Transcribe all of the material exactly, except for its pictures.

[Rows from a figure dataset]
────────────────

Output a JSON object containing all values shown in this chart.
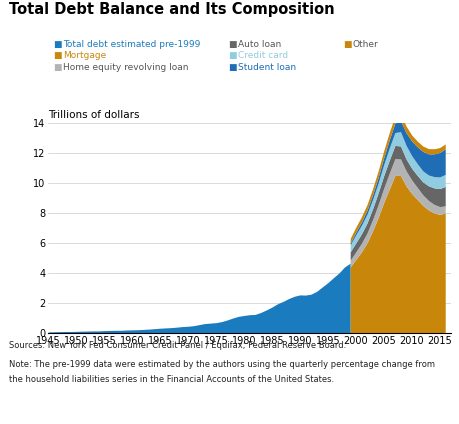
{
  "title": "Total Debt Balance and Its Composition",
  "ylabel": "Trillions of dollars",
  "ylim": [
    0,
    14
  ],
  "colors": {
    "pre1999": "#1b7bbf",
    "mortgage": "#c8870b",
    "home_equity": "#b3b3b3",
    "auto": "#666666",
    "credit_card": "#92cce0",
    "student": "#1f6db5",
    "other": "#c8870b"
  },
  "legend_items": [
    {
      "label": "Total debt estimated pre-1999",
      "color": "#1b7bbf",
      "text_color": "#1b7bbf"
    },
    {
      "label": "Auto loan",
      "color": "#666666",
      "text_color": "#555555"
    },
    {
      "label": "Other",
      "color": "#c8870b",
      "text_color": "#555555"
    },
    {
      "label": "Mortgage",
      "color": "#c8870b",
      "text_color": "#c8870b"
    },
    {
      "label": "Credit card",
      "color": "#92cce0",
      "text_color": "#92cce0"
    },
    {
      "label": "Home equity revolving loan",
      "color": "#b3b3b3",
      "text_color": "#555555"
    },
    {
      "label": "Student loan",
      "color": "#1f6db5",
      "text_color": "#1f6db5"
    }
  ],
  "source_text": "Sources: New York Fed Consumer Credit Panel / Equifax; Federal Reserve Board.",
  "note_line1": "Note: The pre-1999 data were estimated by the authors using the quarterly percentage change from",
  "note_line2": "the household liabilities series in the Financial Accounts of the United States.",
  "pre1999_years": [
    1945,
    1946,
    1947,
    1948,
    1949,
    1950,
    1951,
    1952,
    1953,
    1954,
    1955,
    1956,
    1957,
    1958,
    1959,
    1960,
    1961,
    1962,
    1963,
    1964,
    1965,
    1966,
    1967,
    1968,
    1969,
    1970,
    1971,
    1972,
    1973,
    1974,
    1975,
    1976,
    1977,
    1978,
    1979,
    1980,
    1981,
    1982,
    1983,
    1984,
    1985,
    1986,
    1987,
    1988,
    1989,
    1990,
    1991,
    1992,
    1993,
    1994,
    1995,
    1996,
    1997,
    1998,
    1999
  ],
  "pre1999_values": [
    0.06,
    0.07,
    0.08,
    0.09,
    0.09,
    0.1,
    0.11,
    0.12,
    0.13,
    0.13,
    0.15,
    0.16,
    0.17,
    0.17,
    0.19,
    0.2,
    0.21,
    0.23,
    0.25,
    0.28,
    0.31,
    0.33,
    0.35,
    0.38,
    0.42,
    0.44,
    0.48,
    0.55,
    0.62,
    0.65,
    0.68,
    0.75,
    0.86,
    0.99,
    1.1,
    1.16,
    1.21,
    1.23,
    1.36,
    1.53,
    1.72,
    1.94,
    2.1,
    2.29,
    2.44,
    2.53,
    2.52,
    2.58,
    2.77,
    3.06,
    3.35,
    3.68,
    4.0,
    4.4,
    4.65
  ],
  "post1999_years": [
    1999,
    2000,
    2001,
    2002,
    2003,
    2004,
    2005,
    2006,
    2007,
    2008,
    2009,
    2010,
    2011,
    2012,
    2013,
    2014,
    2015,
    2016
  ],
  "mortgage": [
    4.4,
    4.9,
    5.4,
    6.0,
    6.8,
    7.7,
    8.7,
    9.6,
    10.5,
    10.5,
    9.8,
    9.3,
    8.9,
    8.5,
    8.2,
    8.0,
    7.9,
    8.0
  ],
  "home_equity": [
    0.45,
    0.5,
    0.57,
    0.65,
    0.75,
    0.85,
    0.95,
    1.05,
    1.12,
    1.1,
    1.0,
    0.9,
    0.8,
    0.7,
    0.63,
    0.57,
    0.52,
    0.47
  ],
  "auto": [
    0.55,
    0.6,
    0.63,
    0.67,
    0.72,
    0.78,
    0.84,
    0.88,
    0.88,
    0.87,
    0.8,
    0.78,
    0.8,
    0.87,
    0.98,
    1.1,
    1.2,
    1.3
  ],
  "credit_card": [
    0.48,
    0.54,
    0.57,
    0.59,
    0.62,
    0.66,
    0.74,
    0.81,
    0.86,
    0.95,
    0.9,
    0.84,
    0.78,
    0.73,
    0.72,
    0.75,
    0.78,
    0.8
  ],
  "student": [
    0.12,
    0.18,
    0.22,
    0.27,
    0.32,
    0.38,
    0.46,
    0.55,
    0.64,
    0.73,
    0.85,
    0.98,
    1.13,
    1.3,
    1.41,
    1.52,
    1.63,
    1.71
  ],
  "other": [
    0.3,
    0.33,
    0.35,
    0.37,
    0.4,
    0.43,
    0.46,
    0.48,
    0.48,
    0.46,
    0.44,
    0.4,
    0.38,
    0.36,
    0.35,
    0.34,
    0.33,
    0.32
  ]
}
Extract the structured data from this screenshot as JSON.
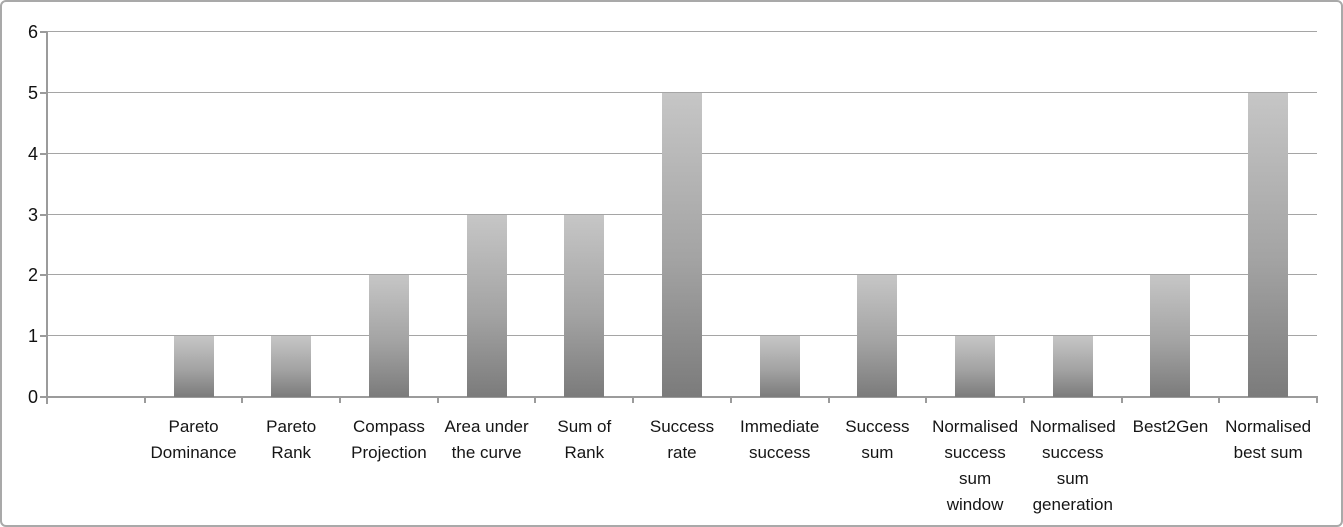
{
  "chart_data": {
    "type": "bar",
    "title": "",
    "xlabel": "",
    "ylabel": "",
    "categories": [
      "Pareto\nDominance",
      "Pareto\nRank",
      "Compass\nProjection",
      "Area under\nthe curve",
      "Sum of\nRank",
      "Success\nrate",
      "Immediate\nsuccess",
      "Success\nsum",
      "Normalised\nsuccess\nsum\nwindow",
      "Normalised\nsuccess\nsum\ngeneration",
      "Best2Gen",
      "Normalised\nbest sum"
    ],
    "values": [
      1,
      1,
      2,
      3,
      3,
      5,
      1,
      2,
      1,
      1,
      2,
      5
    ],
    "ylim": [
      0,
      6
    ],
    "yticks": [
      0,
      1,
      2,
      3,
      4,
      5,
      6
    ],
    "grid": "horizontal",
    "legend": "none",
    "colors": {
      "bar_gradient_top": "#c6c6c6",
      "bar_gradient_bottom": "#7b7b7b",
      "gridline": "#a5a5a5",
      "axis": "#9b9b9b",
      "frame_border": "#a9a9a9",
      "background": "#ffffff",
      "text": "#151515"
    }
  }
}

────────────────

**Output for this exercise**
Output a JSON object containing all values shown in this chart.
{
  "title": "Total Debt Balance and Its Composition",
  "ylabel": "Trillions of dollars",
  "ylim": [
    0,
    14
  ],
  "colors": {
    "pre1999": "#1b7bbf",
    "mortgage": "#c8870b",
    "home_equity": "#b3b3b3",
    "auto": "#666666",
    "credit_card": "#92cce0",
    "student": "#1f6db5",
    "other": "#c8870b"
  },
  "legend_items": [
    {
      "label": "Total debt estimated pre-1999",
      "color": "#1b7bbf",
      "text_color": "#1b7bbf"
    },
    {
      "label": "Auto loan",
      "color": "#666666",
      "text_color": "#555555"
    },
    {
      "label": "Other",
      "color": "#c8870b",
      "text_color": "#555555"
    },
    {
      "label": "Mortgage",
      "color": "#c8870b",
      "text_color": "#c8870b"
    },
    {
      "label": "Credit card",
      "color": "#92cce0",
      "text_color": "#92cce0"
    },
    {
      "label": "Home equity revolving loan",
      "color": "#b3b3b3",
      "text_color": "#555555"
    },
    {
      "label": "Student loan",
      "color": "#1f6db5",
      "text_color": "#1f6db5"
    }
  ],
  "source_text": "Sources: New York Fed Consumer Credit Panel / Equifax; Federal Reserve Board.",
  "note_line1": "Note: The pre-1999 data were estimated by the authors using the quarterly percentage change from",
  "note_line2": "the household liabilities series in the Financial Accounts of the United States.",
  "pre1999_years": [
    1945,
    1946,
    1947,
    1948,
    1949,
    1950,
    1951,
    1952,
    1953,
    1954,
    1955,
    1956,
    1957,
    1958,
    1959,
    1960,
    1961,
    1962,
    1963,
    1964,
    1965,
    1966,
    1967,
    1968,
    1969,
    1970,
    1971,
    1972,
    1973,
    1974,
    1975,
    1976,
    1977,
    1978,
    1979,
    1980,
    1981,
    1982,
    1983,
    1984,
    1985,
    1986,
    1987,
    1988,
    1989,
    1990,
    1991,
    1992,
    1993,
    1994,
    1995,
    1996,
    1997,
    1998,
    1999
  ],
  "pre1999_values": [
    0.06,
    0.07,
    0.08,
    0.09,
    0.09,
    0.1,
    0.11,
    0.12,
    0.13,
    0.13,
    0.15,
    0.16,
    0.17,
    0.17,
    0.19,
    0.2,
    0.21,
    0.23,
    0.25,
    0.28,
    0.31,
    0.33,
    0.35,
    0.38,
    0.42,
    0.44,
    0.48,
    0.55,
    0.62,
    0.65,
    0.68,
    0.75,
    0.86,
    0.99,
    1.1,
    1.16,
    1.21,
    1.23,
    1.36,
    1.53,
    1.72,
    1.94,
    2.1,
    2.29,
    2.44,
    2.53,
    2.52,
    2.58,
    2.77,
    3.06,
    3.35,
    3.68,
    4.0,
    4.4,
    4.65
  ],
  "post1999_years": [
    1999,
    2000,
    2001,
    2002,
    2003,
    2004,
    2005,
    2006,
    2007,
    2008,
    2009,
    2010,
    2011,
    2012,
    2013,
    2014,
    2015,
    2016
  ],
  "mortgage": [
    4.4,
    4.9,
    5.4,
    6.0,
    6.8,
    7.7,
    8.7,
    9.6,
    10.5,
    10.5,
    9.8,
    9.3,
    8.9,
    8.5,
    8.2,
    8.0,
    7.9,
    8.0
  ],
  "home_equity": [
    0.45,
    0.5,
    0.57,
    0.65,
    0.75,
    0.85,
    0.95,
    1.05,
    1.12,
    1.1,
    1.0,
    0.9,
    0.8,
    0.7,
    0.63,
    0.57,
    0.52,
    0.47
  ],
  "auto": [
    0.55,
    0.6,
    0.63,
    0.67,
    0.72,
    0.78,
    0.84,
    0.88,
    0.88,
    0.87,
    0.8,
    0.78,
    0.8,
    0.87,
    0.98,
    1.1,
    1.2,
    1.3
  ],
  "credit_card": [
    0.48,
    0.54,
    0.57,
    0.59,
    0.62,
    0.66,
    0.74,
    0.81,
    0.86,
    0.95,
    0.9,
    0.84,
    0.78,
    0.73,
    0.72,
    0.75,
    0.78,
    0.8
  ],
  "student": [
    0.12,
    0.18,
    0.22,
    0.27,
    0.32,
    0.38,
    0.46,
    0.55,
    0.64,
    0.73,
    0.85,
    0.98,
    1.13,
    1.3,
    1.41,
    1.52,
    1.63,
    1.71
  ],
  "other": [
    0.3,
    0.33,
    0.35,
    0.37,
    0.4,
    0.43,
    0.46,
    0.48,
    0.48,
    0.46,
    0.44,
    0.4,
    0.38,
    0.36,
    0.35,
    0.34,
    0.33,
    0.32
  ]
}
Extract the structured data from this screenshot as JSON.
{
  "chart_data": {
    "type": "bar",
    "title": "",
    "xlabel": "",
    "ylabel": "",
    "categories": [
      "Pareto\nDominance",
      "Pareto\nRank",
      "Compass\nProjection",
      "Area under\nthe curve",
      "Sum of\nRank",
      "Success\nrate",
      "Immediate\nsuccess",
      "Success\nsum",
      "Normalised\nsuccess\nsum\nwindow",
      "Normalised\nsuccess\nsum\ngeneration",
      "Best2Gen",
      "Normalised\nbest sum"
    ],
    "values": [
      1,
      1,
      2,
      3,
      3,
      5,
      1,
      2,
      1,
      1,
      2,
      5
    ],
    "ylim": [
      0,
      6
    ],
    "yticks": [
      0,
      1,
      2,
      3,
      4,
      5,
      6
    ],
    "grid": "horizontal",
    "legend": "none",
    "colors": {
      "bar_gradient_top": "#c6c6c6",
      "bar_gradient_bottom": "#7b7b7b",
      "gridline": "#a5a5a5",
      "axis": "#9b9b9b",
      "frame_border": "#a9a9a9",
      "background": "#ffffff",
      "text": "#151515"
    }
  }
}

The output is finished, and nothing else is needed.